▸ **Direction**:
Reproduce each of the lines word for word.

▸ **Source records**:
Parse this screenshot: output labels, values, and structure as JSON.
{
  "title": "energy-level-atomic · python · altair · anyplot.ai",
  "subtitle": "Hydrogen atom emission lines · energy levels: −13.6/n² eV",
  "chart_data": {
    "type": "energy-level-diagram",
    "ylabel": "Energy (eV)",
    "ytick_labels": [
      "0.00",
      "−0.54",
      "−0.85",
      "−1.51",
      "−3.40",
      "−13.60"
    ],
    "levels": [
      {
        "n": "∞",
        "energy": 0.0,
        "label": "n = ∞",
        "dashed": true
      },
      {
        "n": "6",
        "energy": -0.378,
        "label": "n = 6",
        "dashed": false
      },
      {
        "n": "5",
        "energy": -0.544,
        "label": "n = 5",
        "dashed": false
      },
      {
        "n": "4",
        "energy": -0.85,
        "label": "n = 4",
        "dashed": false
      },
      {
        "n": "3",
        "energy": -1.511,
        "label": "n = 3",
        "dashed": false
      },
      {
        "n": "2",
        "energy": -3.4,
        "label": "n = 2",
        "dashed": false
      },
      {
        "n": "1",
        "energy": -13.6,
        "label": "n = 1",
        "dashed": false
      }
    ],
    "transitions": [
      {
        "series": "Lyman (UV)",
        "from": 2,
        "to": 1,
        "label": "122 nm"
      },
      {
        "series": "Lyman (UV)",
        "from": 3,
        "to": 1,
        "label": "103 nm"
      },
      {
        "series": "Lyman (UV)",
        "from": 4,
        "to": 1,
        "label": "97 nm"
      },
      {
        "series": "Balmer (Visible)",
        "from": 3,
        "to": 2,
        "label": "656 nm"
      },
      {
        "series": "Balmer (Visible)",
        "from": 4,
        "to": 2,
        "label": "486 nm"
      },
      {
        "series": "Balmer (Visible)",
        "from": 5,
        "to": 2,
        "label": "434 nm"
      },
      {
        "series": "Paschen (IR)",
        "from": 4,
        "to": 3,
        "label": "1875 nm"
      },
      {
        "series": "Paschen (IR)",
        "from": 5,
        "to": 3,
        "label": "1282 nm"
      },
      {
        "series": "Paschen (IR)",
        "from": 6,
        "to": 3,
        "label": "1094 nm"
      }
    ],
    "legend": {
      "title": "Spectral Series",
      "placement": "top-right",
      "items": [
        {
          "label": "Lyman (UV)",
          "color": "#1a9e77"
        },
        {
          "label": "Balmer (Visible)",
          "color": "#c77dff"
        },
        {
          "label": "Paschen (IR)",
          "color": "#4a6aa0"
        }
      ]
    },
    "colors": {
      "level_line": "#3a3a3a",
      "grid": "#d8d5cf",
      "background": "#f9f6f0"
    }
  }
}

▸ **Result of the task**:
Parse this screenshot: output labels, values, and structure as JSON.
{
  "title": "energy-level-atomic · python · altair · anyplot.ai",
  "subtitle": "Hydrogen atom emission lines · energy levels: −13.6/n² eV",
  "chart_data": {
    "type": "energy-level-diagram",
    "ylabel": "Energy (eV)",
    "ytick_labels": [
      "0.00",
      "−0.54",
      "−0.85",
      "−1.51",
      "−3.40",
      "−13.60"
    ],
    "levels": [
      {
        "n": "∞",
        "energy": 0.0,
        "label": "n = ∞",
        "dashed": true
      },
      {
        "n": "6",
        "energy": -0.378,
        "label": "n = 6",
        "dashed": false
      },
      {
        "n": "5",
        "energy": -0.544,
        "label": "n = 5",
        "dashed": false
      },
      {
        "n": "4",
        "energy": -0.85,
        "label": "n = 4",
        "dashed": false
      },
      {
        "n": "3",
        "energy": -1.511,
        "label": "n = 3",
        "dashed": false
      },
      {
        "n": "2",
        "energy": -3.4,
        "label": "n = 2",
        "dashed": false
      },
      {
        "n": "1",
        "energy": -13.6,
        "label": "n = 1",
        "dashed": false
      }
    ],
    "transitions": [
      {
        "series": "Lyman (UV)",
        "from": 2,
        "to": 1,
        "label": "122 nm"
      },
      {
        "series": "Lyman (UV)",
        "from": 3,
        "to": 1,
        "label": "103 nm"
      },
      {
        "series": "Lyman (UV)",
        "from": 4,
        "to": 1,
        "label": "97 nm"
      },
      {
        "series": "Balmer (Visible)",
        "from": 3,
        "to": 2,
        "label": "656 nm"
      },
      {
        "series": "Balmer (Visible)",
        "from": 4,
        "to": 2,
        "label": "486 nm"
      },
      {
        "series": "Balmer (Visible)",
        "from": 5,
        "to": 2,
        "label": "434 nm"
      },
      {
        "series": "Paschen (IR)",
        "from": 4,
        "to": 3,
        "label": "1875 nm"
      },
      {
        "series": "Paschen (IR)",
        "from": 5,
        "to": 3,
        "label": "1282 nm"
      },
      {
        "series": "Paschen (IR)",
        "from": 6,
        "to": 3,
        "label": "1094 nm"
      }
    ],
    "legend": {
      "title": "Spectral Series",
      "placement": "top-right",
      "items": [
        {
          "label": "Lyman (UV)",
          "color": "#1a9e77"
        },
        {
          "label": "Balmer (Visible)",
          "color": "#c77dff"
        },
        {
          "label": "Paschen (IR)",
          "color": "#4a6aa0"
        }
      ]
    },
    "colors": {
      "level_line": "#3a3a3a",
      "grid": "#d8d5cf",
      "background": "#f9f6f0"
    }
  }
}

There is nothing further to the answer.